(Items from a data source)
---------------
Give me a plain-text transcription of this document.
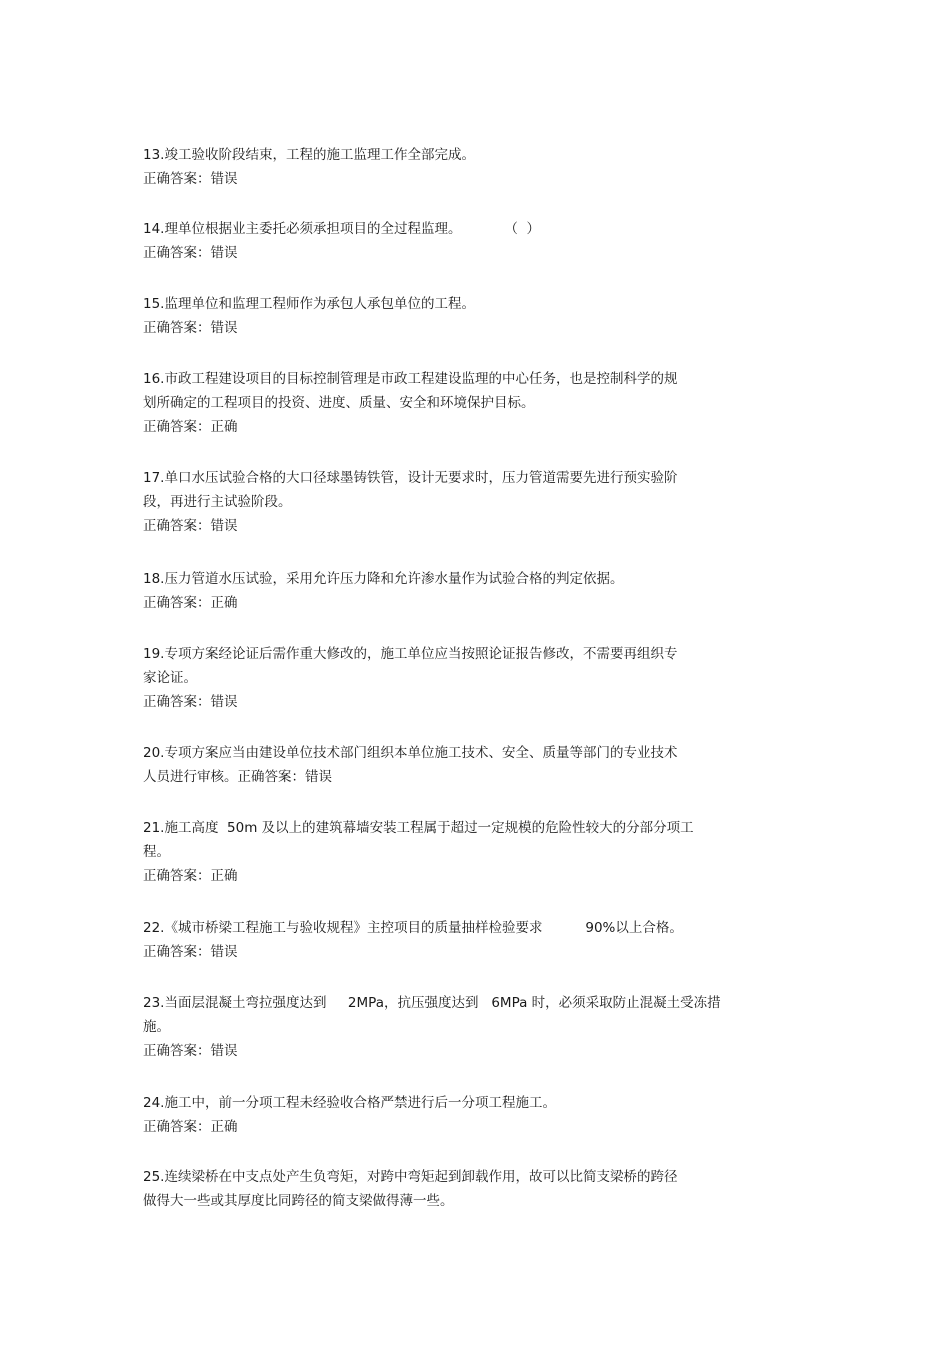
13.竣工验收阶段结束，工程的施工监理工作全部完成。
正确答案：错误
14.理单位根据业主委托必须承担项目的全过程监理。          （  ）
正确答案：错误
15.监理单位和监理工程师作为承包人承包单位的工程。
正确答案：错误
16.市政工程建设项目的目标控制管理是市政工程建设监理的中心任务，也是控制科学的规
划所确定的工程项目的投资、进度、质量、安全和环境保护目标。
正确答案：正确
17.单口水压试验合格的大口径球墨铸铁管，设计无要求时，压力管道需要先进行预实验阶
段，再进行主试验阶段。
正确答案：错误
18.压力管道水压试验，采用允许压力降和允许渗水量作为试验合格的判定依据。
正确答案：正确
19.专项方案经论证后需作重大修改的，施工单位应当按照论证报告修改，不需要再组织专
家论证。
正确答案：错误
20.专项方案应当由建设单位技术部门组织本单位施工技术、安全、质量等部门的专业技术
人员进行审核。正确答案：错误
21.施工高度  50m 及以上的建筑幕墙安装工程属于超过一定规模的危险性较大的分部分项工
程。
正确答案：正确
22.《城市桥梁工程施工与验收规程》主控项目的质量抽样检验要求          90%以上合格。
正确答案：错误
23.当面层混凝土弯拉强度达到     2MPa，抗压强度达到   6MPa 时，必须采取防止混凝土受冻措
施。
正确答案：错误
24.施工中，前一分项工程未经验收合格严禁进行后一分项工程施工。
正确答案：正确
25.连续梁桥在中支点处产生负弯矩，对跨中弯矩起到卸载作用，故可以比简支梁桥的跨径
做得大一些或其厚度比同跨径的简支梁做得薄一些。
---------------
Transcribe all the lines above exactly, apart from the pictures.

■ **Answer to the task**:
Give me a plain-text transcription of this document.
13.竣工验收阶段结束，工程的施工监理工作全部完成。
正确答案：错误
14.理单位根据业主委托必须承担项目的全过程监理。          （  ）
正确答案：错误
15.监理单位和监理工程师作为承包人承包单位的工程。
正确答案：错误
16.市政工程建设项目的目标控制管理是市政工程建设监理的中心任务，也是控制科学的规
划所确定的工程项目的投资、进度、质量、安全和环境保护目标。
正确答案：正确
17.单口水压试验合格的大口径球墨铸铁管，设计无要求时，压力管道需要先进行预实验阶
段，再进行主试验阶段。
正确答案：错误
18.压力管道水压试验，采用允许压力降和允许渗水量作为试验合格的判定依据。
正确答案：正确
19.专项方案经论证后需作重大修改的，施工单位应当按照论证报告修改，不需要再组织专
家论证。
正确答案：错误
20.专项方案应当由建设单位技术部门组织本单位施工技术、安全、质量等部门的专业技术
人员进行审核。正确答案：错误
21.施工高度  50m 及以上的建筑幕墙安装工程属于超过一定规模的危险性较大的分部分项工
程。
正确答案：正确
22.《城市桥梁工程施工与验收规程》主控项目的质量抽样检验要求          90%以上合格。
正确答案：错误
23.当面层混凝土弯拉强度达到     2MPa，抗压强度达到   6MPa 时，必须采取防止混凝土受冻措
施。
正确答案：错误
24.施工中，前一分项工程未经验收合格严禁进行后一分项工程施工。
正确答案：正确
25.连续梁桥在中支点处产生负弯矩，对跨中弯矩起到卸载作用，故可以比简支梁桥的跨径
做得大一些或其厚度比同跨径的简支梁做得薄一些。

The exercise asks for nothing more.